→ Material provided:
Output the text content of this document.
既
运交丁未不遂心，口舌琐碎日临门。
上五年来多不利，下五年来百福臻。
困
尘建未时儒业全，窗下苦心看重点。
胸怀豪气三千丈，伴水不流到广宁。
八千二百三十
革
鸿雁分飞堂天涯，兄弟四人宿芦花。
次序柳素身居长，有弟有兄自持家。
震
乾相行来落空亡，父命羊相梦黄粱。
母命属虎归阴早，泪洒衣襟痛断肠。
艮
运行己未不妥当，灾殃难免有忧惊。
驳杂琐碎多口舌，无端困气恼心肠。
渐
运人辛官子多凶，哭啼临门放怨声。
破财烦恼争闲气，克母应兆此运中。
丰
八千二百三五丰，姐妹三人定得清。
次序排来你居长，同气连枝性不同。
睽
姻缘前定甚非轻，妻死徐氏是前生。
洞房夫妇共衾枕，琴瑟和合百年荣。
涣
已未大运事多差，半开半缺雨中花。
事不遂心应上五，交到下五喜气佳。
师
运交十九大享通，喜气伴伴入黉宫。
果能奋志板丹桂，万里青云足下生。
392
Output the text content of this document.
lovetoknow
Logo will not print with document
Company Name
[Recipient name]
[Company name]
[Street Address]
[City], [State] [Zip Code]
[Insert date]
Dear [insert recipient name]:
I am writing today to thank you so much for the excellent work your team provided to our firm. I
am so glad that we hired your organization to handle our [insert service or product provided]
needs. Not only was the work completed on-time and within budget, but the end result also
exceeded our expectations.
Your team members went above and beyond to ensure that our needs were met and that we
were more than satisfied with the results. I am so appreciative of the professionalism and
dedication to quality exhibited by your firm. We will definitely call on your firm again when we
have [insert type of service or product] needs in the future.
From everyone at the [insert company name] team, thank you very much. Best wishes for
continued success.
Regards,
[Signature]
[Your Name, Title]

→ Problem description:
Reproduce every line of the data verbatim.

→ Answer for the task:
Output the text content of this document.
既
运交丁未不遂心，口舌琐碎日临门。
上五年来多不利，下五年来百福臻。
困
尘建未时儒业全，窗下苦心看重点。
胸怀豪气三千丈，伴水不流到广宁。
八千二百三十
革
鸿雁分飞堂天涯，兄弟四人宿芦花。
次序柳素身居长，有弟有兄自持家。
震
乾相行来落空亡，父命羊相梦黄粱。
母命属虎归阴早，泪洒衣襟痛断肠。
艮
运行己未不妥当，灾殃难免有忧惊。
驳杂琐碎多口舌，无端困气恼心肠。
渐
运人辛官子多凶，哭啼临门放怨声。
破财烦恼争闲气，克母应兆此运中。
丰
八千二百三五丰，姐妹三人定得清。
次序排来你居长，同气连枝性不同。
睽
姻缘前定甚非轻，妻死徐氏是前生。
洞房夫妇共衾枕，琴瑟和合百年荣。
涣
已未大运事多差，半开半缺雨中花。
事不遂心应上五，交到下五喜气佳。
师
运交十九大享通，喜气伴伴入黉宫。
果能奋志板丹桂，万里青云足下生。
392
Output the text content of this document.
lovetoknow
Logo will not print with document
Company Name
[Recipient name]
[Company name]
[Street Address]
[City], [State] [Zip Code]
[Insert date]
Dear [insert recipient name]:
I am writing today to thank you so much for the excellent work your team provided to our firm. I
am so glad that we hired your organization to handle our [insert service or product provided]
needs. Not only was the work completed on-time and within budget, but the end result also
exceeded our expectations.
Your team members went above and beyond to ensure that our needs were met and that we
were more than satisfied with the results. I am so appreciative of the professionalism and
dedication to quality exhibited by your firm. We will definitely call on your firm again when we
have [insert type of service or product] needs in the future.
From everyone at the [insert company name] team, thank you very much. Best wishes for
continued success.
Regards,
[Signature]
[Your Name, Title]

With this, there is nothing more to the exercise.